PROBLEM TO SOLVE: Gather all lines in the entries that include the word "icon".

(Records)

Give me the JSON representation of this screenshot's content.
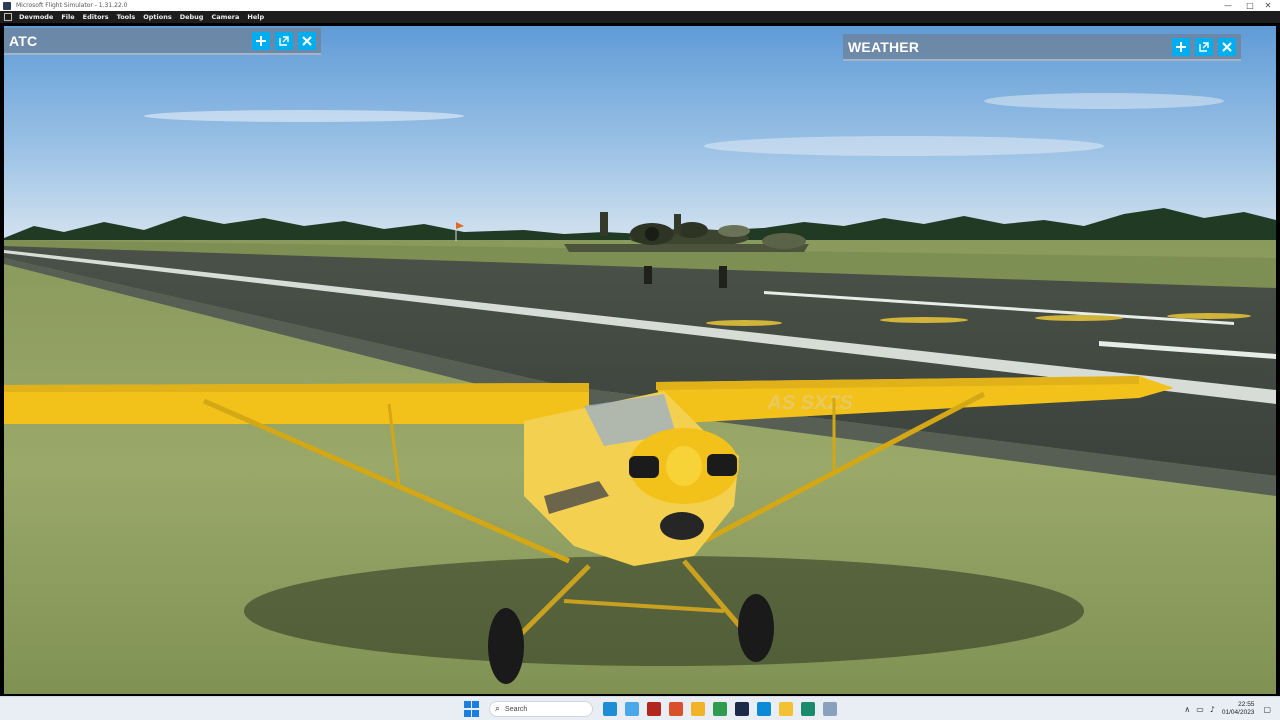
{
  "window": {
    "title": "Microsoft Flight Simulator - 1.31.22.0",
    "min_glyph": "—",
    "max_glyph": "□",
    "close_glyph": "✕"
  },
  "devmenu": {
    "items": [
      "Devmode",
      "File",
      "Editors",
      "Tools",
      "Options",
      "Debug",
      "Camera",
      "Help"
    ]
  },
  "panels": {
    "atc": {
      "title": "ATC"
    },
    "weather": {
      "title": "WEATHER"
    }
  },
  "aircraft": {
    "registration": "AS SXZS"
  },
  "taskbar": {
    "search_label": "Search",
    "search_icon": "search-icon",
    "tray_up_glyph": "∧",
    "time": "22:55",
    "date": "01/04/2023",
    "apps": [
      {
        "name": "edge-browser-icon",
        "color": "#1f8dd6"
      },
      {
        "name": "photos-icon",
        "color": "#4aa8e8"
      },
      {
        "name": "flight-sim-app-icon",
        "color": "#b3261e"
      },
      {
        "name": "office-icon",
        "color": "#d9502b"
      },
      {
        "name": "file-manager-icon",
        "color": "#f0b428"
      },
      {
        "name": "gallery-icon",
        "color": "#2e9b4f"
      },
      {
        "name": "terminal-icon",
        "color": "#1b2a47"
      },
      {
        "name": "edge-icon",
        "color": "#0d8ad6"
      },
      {
        "name": "folder-icon",
        "color": "#f2c233"
      },
      {
        "name": "app-icon",
        "color": "#1a8a6a"
      },
      {
        "name": "settings-icon",
        "color": "#8aa1bd"
      }
    ]
  },
  "colors": {
    "accent": "#00aef0",
    "panel": "#6e8096",
    "plane_yellow": "#f2c21b"
  }
}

THE COMPLETED TASK:
    "search_icon": "search-icon",
        "name": "edge-browser-icon",
        "name": "photos-icon",
        "name": "flight-sim-app-icon",
        "name": "office-icon",
        "name": "file-manager-icon",
        "name": "gallery-icon",
        "name": "terminal-icon",
        "name": "edge-icon",
        "name": "folder-icon",
        "name": "app-icon",
        "name": "settings-icon",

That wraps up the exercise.